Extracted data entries
-----

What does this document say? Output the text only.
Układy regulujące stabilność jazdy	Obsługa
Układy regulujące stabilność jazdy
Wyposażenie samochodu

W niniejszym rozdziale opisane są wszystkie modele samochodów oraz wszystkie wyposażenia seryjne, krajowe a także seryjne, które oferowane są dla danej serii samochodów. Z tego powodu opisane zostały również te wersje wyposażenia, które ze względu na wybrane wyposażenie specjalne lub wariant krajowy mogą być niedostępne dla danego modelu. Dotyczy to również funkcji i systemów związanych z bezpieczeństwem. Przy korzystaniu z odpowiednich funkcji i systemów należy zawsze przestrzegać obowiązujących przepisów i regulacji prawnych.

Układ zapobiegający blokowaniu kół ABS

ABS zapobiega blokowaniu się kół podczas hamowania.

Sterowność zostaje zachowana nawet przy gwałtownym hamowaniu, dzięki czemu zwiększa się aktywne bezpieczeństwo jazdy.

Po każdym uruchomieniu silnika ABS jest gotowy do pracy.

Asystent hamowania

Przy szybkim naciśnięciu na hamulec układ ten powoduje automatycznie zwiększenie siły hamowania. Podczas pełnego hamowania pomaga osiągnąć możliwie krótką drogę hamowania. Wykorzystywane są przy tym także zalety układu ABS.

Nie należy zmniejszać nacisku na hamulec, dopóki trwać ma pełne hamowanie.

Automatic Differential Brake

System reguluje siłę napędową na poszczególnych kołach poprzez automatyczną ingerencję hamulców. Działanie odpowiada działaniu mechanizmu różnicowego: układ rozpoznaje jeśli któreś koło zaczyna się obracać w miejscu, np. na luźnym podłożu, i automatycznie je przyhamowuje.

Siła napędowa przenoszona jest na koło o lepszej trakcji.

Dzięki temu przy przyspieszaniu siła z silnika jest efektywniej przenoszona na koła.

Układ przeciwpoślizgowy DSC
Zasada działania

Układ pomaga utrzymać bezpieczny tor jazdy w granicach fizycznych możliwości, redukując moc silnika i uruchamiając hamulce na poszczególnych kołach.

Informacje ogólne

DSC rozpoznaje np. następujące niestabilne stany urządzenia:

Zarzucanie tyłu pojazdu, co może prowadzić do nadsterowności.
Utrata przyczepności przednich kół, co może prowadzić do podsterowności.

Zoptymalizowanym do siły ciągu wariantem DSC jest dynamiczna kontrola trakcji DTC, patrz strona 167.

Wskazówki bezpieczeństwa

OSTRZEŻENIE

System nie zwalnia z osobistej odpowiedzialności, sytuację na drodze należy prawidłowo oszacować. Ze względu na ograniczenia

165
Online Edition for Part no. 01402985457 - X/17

-----

◆ **TASK STATEMENT**: Copy all lines from the listing that contain "poszczególnych".

◆ **RESPONSE FOR THIS EXERCISE**:
System reguluje siłę napędową na poszczególnych kołach poprzez automatyczną ingerencję hamulców. Działanie odpowiada działaniu mechanizmu różnicowego: układ rozpoznaje jeśli któreś koło zaczyna się obracać w miejscu, np. na luźnym podłożu, i automatycznie je przyhamowuje.
Układ pomaga utrzymać bezpieczny tor jazdy w granicach fizycznych możliwości, redukując moc silnika i uruchamiając hamulce na poszczególnych kołach.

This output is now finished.